▸ **Dataset entries**
---

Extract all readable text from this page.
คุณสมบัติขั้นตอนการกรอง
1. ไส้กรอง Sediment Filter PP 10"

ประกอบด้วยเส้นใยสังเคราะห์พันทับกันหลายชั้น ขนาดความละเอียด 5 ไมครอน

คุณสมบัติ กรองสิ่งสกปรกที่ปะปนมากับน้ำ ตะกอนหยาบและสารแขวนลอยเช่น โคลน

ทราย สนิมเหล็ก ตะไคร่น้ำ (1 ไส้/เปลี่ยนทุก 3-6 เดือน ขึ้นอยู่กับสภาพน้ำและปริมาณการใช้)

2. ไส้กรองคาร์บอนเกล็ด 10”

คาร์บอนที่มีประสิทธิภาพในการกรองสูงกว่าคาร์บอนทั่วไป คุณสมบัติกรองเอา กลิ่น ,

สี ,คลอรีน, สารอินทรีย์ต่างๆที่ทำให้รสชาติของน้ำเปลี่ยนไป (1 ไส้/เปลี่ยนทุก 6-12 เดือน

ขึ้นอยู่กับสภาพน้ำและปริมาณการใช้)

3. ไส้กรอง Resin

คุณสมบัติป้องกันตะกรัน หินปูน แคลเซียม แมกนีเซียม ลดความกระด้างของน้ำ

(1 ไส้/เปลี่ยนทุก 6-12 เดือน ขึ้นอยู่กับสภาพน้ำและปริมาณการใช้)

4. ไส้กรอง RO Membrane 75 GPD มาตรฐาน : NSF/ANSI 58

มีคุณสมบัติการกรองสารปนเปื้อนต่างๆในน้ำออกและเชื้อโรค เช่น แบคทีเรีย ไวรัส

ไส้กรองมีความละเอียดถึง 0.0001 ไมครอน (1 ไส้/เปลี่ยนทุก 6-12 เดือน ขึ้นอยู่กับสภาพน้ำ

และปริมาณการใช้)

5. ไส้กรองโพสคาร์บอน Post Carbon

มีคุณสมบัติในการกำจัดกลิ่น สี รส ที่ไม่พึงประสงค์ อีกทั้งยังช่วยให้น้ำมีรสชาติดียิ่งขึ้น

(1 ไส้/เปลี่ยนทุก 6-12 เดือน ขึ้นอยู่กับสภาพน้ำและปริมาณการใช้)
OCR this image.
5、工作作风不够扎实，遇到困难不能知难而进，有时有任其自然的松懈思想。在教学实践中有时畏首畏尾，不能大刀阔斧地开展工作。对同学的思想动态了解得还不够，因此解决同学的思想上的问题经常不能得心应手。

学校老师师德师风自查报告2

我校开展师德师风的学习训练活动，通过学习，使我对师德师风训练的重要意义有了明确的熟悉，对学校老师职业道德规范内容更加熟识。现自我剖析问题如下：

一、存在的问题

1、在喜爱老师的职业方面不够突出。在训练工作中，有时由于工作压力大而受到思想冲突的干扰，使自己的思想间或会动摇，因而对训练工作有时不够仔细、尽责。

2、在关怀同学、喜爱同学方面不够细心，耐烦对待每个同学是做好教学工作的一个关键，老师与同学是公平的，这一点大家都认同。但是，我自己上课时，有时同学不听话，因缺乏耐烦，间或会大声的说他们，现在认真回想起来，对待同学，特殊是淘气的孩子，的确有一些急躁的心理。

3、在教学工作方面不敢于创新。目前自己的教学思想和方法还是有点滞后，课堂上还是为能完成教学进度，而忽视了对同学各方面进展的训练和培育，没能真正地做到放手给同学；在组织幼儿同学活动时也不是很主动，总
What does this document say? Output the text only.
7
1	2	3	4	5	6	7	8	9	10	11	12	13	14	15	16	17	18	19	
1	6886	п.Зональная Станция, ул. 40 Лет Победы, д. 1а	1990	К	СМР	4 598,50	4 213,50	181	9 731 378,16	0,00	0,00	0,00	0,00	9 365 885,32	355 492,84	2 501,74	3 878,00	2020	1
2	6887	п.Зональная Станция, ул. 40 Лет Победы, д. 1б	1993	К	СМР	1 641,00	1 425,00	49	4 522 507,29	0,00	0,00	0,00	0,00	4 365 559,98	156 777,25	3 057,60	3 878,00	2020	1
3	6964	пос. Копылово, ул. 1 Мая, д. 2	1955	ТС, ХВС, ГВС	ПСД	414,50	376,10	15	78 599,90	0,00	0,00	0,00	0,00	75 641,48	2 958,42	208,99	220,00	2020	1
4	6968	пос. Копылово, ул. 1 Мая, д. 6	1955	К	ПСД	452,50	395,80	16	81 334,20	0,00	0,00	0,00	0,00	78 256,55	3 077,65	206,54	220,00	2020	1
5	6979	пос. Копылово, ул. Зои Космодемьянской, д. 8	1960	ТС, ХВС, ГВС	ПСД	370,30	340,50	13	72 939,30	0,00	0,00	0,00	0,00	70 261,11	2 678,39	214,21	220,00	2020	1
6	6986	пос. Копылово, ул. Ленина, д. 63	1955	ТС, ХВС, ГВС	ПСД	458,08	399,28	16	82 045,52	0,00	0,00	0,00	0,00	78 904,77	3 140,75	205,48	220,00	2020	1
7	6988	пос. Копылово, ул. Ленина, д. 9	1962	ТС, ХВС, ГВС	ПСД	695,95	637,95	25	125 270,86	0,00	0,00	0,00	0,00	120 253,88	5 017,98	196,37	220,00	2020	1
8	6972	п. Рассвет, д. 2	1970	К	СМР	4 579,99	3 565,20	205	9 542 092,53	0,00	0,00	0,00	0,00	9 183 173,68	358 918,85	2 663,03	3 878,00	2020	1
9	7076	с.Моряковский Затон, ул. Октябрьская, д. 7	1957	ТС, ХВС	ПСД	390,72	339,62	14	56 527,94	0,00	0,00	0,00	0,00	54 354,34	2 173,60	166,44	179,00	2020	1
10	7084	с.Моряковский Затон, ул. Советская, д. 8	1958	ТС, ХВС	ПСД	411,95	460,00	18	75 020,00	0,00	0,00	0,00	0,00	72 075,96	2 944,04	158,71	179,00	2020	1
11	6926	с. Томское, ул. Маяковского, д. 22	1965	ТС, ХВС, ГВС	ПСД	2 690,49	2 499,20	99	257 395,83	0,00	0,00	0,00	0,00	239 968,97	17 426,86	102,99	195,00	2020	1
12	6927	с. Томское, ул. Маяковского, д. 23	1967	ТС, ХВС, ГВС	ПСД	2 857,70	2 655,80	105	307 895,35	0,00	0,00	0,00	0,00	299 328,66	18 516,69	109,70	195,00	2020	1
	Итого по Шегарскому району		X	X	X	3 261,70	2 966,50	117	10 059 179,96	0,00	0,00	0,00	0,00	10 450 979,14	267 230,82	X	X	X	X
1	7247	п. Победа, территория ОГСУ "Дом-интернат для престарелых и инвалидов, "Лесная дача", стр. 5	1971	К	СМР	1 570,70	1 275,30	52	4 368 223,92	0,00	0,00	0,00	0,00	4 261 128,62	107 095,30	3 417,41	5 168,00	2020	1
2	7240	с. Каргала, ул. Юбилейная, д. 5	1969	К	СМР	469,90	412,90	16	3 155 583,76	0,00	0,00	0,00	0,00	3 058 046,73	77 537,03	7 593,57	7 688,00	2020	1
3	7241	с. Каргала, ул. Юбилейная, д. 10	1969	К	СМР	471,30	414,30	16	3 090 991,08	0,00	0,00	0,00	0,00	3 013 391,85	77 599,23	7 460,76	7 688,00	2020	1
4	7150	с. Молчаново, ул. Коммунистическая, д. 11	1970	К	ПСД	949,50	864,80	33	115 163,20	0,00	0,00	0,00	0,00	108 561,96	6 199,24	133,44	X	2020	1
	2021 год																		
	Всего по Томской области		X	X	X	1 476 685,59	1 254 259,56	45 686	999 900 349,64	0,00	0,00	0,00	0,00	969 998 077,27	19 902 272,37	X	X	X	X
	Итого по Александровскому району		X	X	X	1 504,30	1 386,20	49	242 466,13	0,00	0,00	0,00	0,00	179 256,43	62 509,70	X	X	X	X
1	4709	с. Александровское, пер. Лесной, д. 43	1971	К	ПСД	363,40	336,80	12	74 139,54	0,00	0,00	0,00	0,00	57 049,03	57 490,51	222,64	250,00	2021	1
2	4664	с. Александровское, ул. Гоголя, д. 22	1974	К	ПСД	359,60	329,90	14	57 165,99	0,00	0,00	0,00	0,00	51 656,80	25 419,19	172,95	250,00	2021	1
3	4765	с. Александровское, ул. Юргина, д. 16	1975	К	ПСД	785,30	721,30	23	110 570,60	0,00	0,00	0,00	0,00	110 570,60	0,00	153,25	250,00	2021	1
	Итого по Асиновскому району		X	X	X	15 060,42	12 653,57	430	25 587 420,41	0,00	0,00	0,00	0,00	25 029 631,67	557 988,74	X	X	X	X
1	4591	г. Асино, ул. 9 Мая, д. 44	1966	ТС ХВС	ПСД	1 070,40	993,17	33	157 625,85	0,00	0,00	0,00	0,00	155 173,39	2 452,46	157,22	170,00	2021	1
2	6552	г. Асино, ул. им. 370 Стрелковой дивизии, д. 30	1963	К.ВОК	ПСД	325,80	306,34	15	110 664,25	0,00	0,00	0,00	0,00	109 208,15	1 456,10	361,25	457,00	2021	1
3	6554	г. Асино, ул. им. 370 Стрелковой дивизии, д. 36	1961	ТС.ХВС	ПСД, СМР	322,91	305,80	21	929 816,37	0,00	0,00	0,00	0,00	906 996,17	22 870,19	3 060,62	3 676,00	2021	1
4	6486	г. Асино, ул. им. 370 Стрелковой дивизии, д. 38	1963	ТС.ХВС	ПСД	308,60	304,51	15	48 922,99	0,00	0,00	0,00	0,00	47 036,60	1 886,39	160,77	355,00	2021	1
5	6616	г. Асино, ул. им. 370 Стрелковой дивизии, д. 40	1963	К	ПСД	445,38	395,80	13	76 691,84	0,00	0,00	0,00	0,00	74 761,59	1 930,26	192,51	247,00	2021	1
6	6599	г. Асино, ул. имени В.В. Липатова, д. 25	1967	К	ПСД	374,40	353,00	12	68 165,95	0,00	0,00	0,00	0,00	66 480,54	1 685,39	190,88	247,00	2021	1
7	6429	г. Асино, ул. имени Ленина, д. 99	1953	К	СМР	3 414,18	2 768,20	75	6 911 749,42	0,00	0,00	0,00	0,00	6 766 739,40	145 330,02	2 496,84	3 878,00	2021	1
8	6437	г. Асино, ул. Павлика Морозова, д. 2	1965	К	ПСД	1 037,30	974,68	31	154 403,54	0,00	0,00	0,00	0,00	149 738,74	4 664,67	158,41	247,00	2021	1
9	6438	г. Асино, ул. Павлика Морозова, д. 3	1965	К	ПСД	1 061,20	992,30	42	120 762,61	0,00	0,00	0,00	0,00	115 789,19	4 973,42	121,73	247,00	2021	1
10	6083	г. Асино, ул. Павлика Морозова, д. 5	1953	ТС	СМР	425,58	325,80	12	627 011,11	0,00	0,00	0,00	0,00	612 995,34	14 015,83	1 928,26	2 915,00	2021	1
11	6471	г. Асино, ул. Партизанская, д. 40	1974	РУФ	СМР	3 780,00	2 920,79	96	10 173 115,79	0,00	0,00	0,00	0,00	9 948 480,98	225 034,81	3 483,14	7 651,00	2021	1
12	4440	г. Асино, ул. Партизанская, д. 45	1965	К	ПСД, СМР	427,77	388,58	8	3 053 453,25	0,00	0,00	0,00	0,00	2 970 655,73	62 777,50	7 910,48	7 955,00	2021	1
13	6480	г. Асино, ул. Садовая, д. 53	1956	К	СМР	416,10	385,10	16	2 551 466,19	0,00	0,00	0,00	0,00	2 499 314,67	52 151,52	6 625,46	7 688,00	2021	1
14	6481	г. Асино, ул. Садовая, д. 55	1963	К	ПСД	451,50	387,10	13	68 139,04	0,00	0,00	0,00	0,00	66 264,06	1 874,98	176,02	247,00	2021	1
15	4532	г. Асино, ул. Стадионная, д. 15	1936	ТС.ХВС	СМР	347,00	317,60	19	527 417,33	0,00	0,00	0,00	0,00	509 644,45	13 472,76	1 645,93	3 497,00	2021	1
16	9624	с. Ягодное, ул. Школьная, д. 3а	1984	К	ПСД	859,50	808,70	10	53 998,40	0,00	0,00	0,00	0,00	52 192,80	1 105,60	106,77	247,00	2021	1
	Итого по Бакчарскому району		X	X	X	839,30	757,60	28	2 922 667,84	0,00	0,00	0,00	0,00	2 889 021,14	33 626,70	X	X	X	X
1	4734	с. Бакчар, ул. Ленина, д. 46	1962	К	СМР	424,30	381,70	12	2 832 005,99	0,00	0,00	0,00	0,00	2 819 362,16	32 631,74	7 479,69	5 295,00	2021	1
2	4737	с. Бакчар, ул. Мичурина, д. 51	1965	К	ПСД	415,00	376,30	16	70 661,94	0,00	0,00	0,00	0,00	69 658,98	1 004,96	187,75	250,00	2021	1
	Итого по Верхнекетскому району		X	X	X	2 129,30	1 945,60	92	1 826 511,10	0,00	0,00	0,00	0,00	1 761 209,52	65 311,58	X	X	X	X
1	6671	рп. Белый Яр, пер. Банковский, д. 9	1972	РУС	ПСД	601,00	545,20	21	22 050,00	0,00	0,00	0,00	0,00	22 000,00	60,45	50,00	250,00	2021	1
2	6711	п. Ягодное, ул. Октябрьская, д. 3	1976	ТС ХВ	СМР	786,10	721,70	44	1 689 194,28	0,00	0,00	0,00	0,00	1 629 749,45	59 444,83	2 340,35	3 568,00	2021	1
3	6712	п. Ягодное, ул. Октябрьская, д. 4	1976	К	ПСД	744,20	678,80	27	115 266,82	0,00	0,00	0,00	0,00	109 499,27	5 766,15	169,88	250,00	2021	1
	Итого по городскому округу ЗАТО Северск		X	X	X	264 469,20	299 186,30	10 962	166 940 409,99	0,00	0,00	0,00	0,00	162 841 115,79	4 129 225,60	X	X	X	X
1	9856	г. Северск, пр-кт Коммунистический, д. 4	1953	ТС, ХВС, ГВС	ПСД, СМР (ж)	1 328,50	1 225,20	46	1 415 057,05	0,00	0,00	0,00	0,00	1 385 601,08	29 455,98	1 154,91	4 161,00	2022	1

---

▸ **Task statement**
In the entries above, some lines may contain the string "Затон"; report how many, without additional comment.

▸ **Task output**
2